Copy out all the records exactly.
──────── Data entries
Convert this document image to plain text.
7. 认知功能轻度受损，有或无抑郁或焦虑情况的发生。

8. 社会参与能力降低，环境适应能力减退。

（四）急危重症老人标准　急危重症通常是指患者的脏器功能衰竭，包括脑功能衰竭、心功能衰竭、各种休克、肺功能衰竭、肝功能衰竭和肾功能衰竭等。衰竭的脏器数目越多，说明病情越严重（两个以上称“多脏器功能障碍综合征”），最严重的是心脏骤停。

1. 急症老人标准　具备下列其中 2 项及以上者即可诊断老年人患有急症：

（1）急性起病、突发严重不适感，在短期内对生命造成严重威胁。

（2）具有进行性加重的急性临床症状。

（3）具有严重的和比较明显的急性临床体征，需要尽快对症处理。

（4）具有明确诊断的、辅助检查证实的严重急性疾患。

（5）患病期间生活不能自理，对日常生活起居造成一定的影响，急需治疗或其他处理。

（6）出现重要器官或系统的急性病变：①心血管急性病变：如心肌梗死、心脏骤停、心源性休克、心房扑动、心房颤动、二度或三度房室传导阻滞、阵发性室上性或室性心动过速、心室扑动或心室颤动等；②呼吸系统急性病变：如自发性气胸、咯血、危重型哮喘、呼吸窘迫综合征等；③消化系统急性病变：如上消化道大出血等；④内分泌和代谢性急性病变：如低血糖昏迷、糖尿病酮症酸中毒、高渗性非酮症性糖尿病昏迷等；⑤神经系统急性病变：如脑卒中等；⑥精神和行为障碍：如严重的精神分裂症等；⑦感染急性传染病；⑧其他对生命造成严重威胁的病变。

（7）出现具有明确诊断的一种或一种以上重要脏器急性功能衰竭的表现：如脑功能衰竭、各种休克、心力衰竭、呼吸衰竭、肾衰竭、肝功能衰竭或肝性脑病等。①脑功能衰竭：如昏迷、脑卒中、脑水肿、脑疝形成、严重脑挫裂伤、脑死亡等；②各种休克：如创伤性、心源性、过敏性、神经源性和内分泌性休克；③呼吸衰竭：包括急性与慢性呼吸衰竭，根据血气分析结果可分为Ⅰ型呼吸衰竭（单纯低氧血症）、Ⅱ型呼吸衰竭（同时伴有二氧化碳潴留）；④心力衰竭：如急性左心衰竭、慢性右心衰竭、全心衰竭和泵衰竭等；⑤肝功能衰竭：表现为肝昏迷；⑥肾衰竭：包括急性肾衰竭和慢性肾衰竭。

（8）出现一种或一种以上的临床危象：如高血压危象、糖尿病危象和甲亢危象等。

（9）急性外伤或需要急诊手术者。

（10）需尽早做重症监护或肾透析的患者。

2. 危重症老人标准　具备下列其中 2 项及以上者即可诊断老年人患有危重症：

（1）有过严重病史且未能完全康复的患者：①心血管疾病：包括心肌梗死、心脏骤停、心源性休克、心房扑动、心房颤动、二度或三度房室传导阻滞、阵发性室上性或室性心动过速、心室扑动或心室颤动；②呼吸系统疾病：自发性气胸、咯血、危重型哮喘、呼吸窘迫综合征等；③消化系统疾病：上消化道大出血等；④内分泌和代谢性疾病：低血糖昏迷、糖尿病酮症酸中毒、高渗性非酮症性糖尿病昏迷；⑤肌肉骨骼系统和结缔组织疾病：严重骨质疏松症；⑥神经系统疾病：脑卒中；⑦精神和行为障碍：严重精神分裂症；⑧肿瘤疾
────────────────
__Completed exercise__
Convert this document image to plain text.
7. 认知功能轻度受损，有或无抑郁或焦虑情况的发生。

8. 社会参与能力降低，环境适应能力减退。

（四）急危重症老人标准　急危重症通常是指患者的脏器功能衰竭，包括脑功能衰竭、心功能衰竭、各种休克、肺功能衰竭、肝功能衰竭和肾功能衰竭等。衰竭的脏器数目越多，说明病情越严重（两个以上称“多脏器功能障碍综合征”），最严重的是心脏骤停。

1. 急症老人标准　具备下列其中 2 项及以上者即可诊断老年人患有急症：

（1）急性起病、突发严重不适感，在短期内对生命造成严重威胁。

（2）具有进行性加重的急性临床症状。

（3）具有严重的和比较明显的急性临床体征，需要尽快对症处理。

（4）具有明确诊断的、辅助检查证实的严重急性疾患。

（5）患病期间生活不能自理，对日常生活起居造成一定的影响，急需治疗或其他处理。

（6）出现重要器官或系统的急性病变：①心血管急性病变：如心肌梗死、心脏骤停、心源性休克、心房扑动、心房颤动、二度或三度房室传导阻滞、阵发性室上性或室性心动过速、心室扑动或心室颤动等；②呼吸系统急性病变：如自发性气胸、咯血、危重型哮喘、呼吸窘迫综合征等；③消化系统急性病变：如上消化道大出血等；④内分泌和代谢性急性病变：如低血糖昏迷、糖尿病酮症酸中毒、高渗性非酮症性糖尿病昏迷等；⑤神经系统急性病变：如脑卒中等；⑥精神和行为障碍：如严重的精神分裂症等；⑦感染急性传染病；⑧其他对生命造成严重威胁的病变。

（7）出现具有明确诊断的一种或一种以上重要脏器急性功能衰竭的表现：如脑功能衰竭、各种休克、心力衰竭、呼吸衰竭、肾衰竭、肝功能衰竭或肝性脑病等。①脑功能衰竭：如昏迷、脑卒中、脑水肿、脑疝形成、严重脑挫裂伤、脑死亡等；②各种休克：如创伤性、心源性、过敏性、神经源性和内分泌性休克；③呼吸衰竭：包括急性与慢性呼吸衰竭，根据血气分析结果可分为Ⅰ型呼吸衰竭（单纯低氧血症）、Ⅱ型呼吸衰竭（同时伴有二氧化碳潴留）；④心力衰竭：如急性左心衰竭、慢性右心衰竭、全心衰竭和泵衰竭等；⑤肝功能衰竭：表现为肝昏迷；⑥肾衰竭：包括急性肾衰竭和慢性肾衰竭。

（8）出现一种或一种以上的临床危象：如高血压危象、糖尿病危象和甲亢危象等。

（9）急性外伤或需要急诊手术者。

（10）需尽早做重症监护或肾透析的患者。

2. 危重症老人标准　具备下列其中 2 项及以上者即可诊断老年人患有危重症：

（1）有过严重病史且未能完全康复的患者：①心血管疾病：包括心肌梗死、心脏骤停、心源性休克、心房扑动、心房颤动、二度或三度房室传导阻滞、阵发性室上性或室性心动过速、心室扑动或心室颤动；②呼吸系统疾病：自发性气胸、咯血、危重型哮喘、呼吸窘迫综合征等；③消化系统疾病：上消化道大出血等；④内分泌和代谢性疾病：低血糖昏迷、糖尿病酮症酸中毒、高渗性非酮症性糖尿病昏迷；⑤肌肉骨骼系统和结缔组织疾病：严重骨质疏松症；⑥神经系统疾病：脑卒中；⑦精神和行为障碍：严重精神分裂症；⑧肿瘤疾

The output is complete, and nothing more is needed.